**Written instruction**:
Restate every entry word for word.

**Material shown**:
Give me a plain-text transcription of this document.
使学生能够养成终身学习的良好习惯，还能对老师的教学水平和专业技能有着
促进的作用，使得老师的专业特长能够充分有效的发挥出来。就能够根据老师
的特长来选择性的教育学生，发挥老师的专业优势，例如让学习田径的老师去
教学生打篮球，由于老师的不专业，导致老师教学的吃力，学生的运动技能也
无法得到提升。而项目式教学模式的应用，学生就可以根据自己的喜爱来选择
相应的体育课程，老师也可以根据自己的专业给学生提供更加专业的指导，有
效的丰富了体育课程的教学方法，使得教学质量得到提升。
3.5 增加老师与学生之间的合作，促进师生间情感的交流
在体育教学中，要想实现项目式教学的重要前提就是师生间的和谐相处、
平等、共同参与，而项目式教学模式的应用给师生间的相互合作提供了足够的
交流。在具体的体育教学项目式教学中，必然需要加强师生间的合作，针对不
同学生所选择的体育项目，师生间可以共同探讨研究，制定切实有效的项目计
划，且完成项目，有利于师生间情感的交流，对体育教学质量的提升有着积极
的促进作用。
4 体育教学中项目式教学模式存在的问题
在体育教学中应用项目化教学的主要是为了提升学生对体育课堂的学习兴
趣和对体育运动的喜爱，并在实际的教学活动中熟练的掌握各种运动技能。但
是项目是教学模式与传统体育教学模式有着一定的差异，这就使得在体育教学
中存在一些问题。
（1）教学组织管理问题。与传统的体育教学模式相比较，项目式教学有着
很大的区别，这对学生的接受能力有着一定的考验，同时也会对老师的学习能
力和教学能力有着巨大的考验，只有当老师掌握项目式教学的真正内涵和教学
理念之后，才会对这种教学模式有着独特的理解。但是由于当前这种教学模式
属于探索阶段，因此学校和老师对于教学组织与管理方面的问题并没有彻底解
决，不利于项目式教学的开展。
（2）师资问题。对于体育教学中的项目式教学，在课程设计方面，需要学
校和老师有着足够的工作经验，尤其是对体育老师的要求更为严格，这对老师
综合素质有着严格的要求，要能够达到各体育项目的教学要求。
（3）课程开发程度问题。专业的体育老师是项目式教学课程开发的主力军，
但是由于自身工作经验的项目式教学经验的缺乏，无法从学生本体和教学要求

**Response for this exercise**:
Give me a plain-text transcription of this document.
使学生能够养成终身学习的良好习惯，还能对老师的教学水平和专业技能有着
促进的作用，使得老师的专业特长能够充分有效的发挥出来。就能够根据老师
的特长来选择性的教育学生，发挥老师的专业优势，例如让学习田径的老师去
教学生打篮球，由于老师的不专业，导致老师教学的吃力，学生的运动技能也
无法得到提升。而项目式教学模式的应用，学生就可以根据自己的喜爱来选择
相应的体育课程，老师也可以根据自己的专业给学生提供更加专业的指导，有
效的丰富了体育课程的教学方法，使得教学质量得到提升。
3.5 增加老师与学生之间的合作，促进师生间情感的交流
在体育教学中，要想实现项目式教学的重要前提就是师生间的和谐相处、
平等、共同参与，而项目式教学模式的应用给师生间的相互合作提供了足够的
交流。在具体的体育教学项目式教学中，必然需要加强师生间的合作，针对不
同学生所选择的体育项目，师生间可以共同探讨研究，制定切实有效的项目计
划，且完成项目，有利于师生间情感的交流，对体育教学质量的提升有着积极
的促进作用。
4 体育教学中项目式教学模式存在的问题
在体育教学中应用项目化教学的主要是为了提升学生对体育课堂的学习兴
趣和对体育运动的喜爱，并在实际的教学活动中熟练的掌握各种运动技能。但
是项目是教学模式与传统体育教学模式有着一定的差异，这就使得在体育教学
中存在一些问题。
（1）教学组织管理问题。与传统的体育教学模式相比较，项目式教学有着
很大的区别，这对学生的接受能力有着一定的考验，同时也会对老师的学习能
力和教学能力有着巨大的考验，只有当老师掌握项目式教学的真正内涵和教学
理念之后，才会对这种教学模式有着独特的理解。但是由于当前这种教学模式
属于探索阶段，因此学校和老师对于教学组织与管理方面的问题并没有彻底解
决，不利于项目式教学的开展。
（2）师资问题。对于体育教学中的项目式教学，在课程设计方面，需要学
校和老师有着足够的工作经验，尤其是对体育老师的要求更为严格，这对老师
综合素质有着严格的要求，要能够达到各体育项目的教学要求。
（3）课程开发程度问题。专业的体育老师是项目式教学课程开发的主力军，
但是由于自身工作经验的项目式教学经验的缺乏，无法从学生本体和教学要求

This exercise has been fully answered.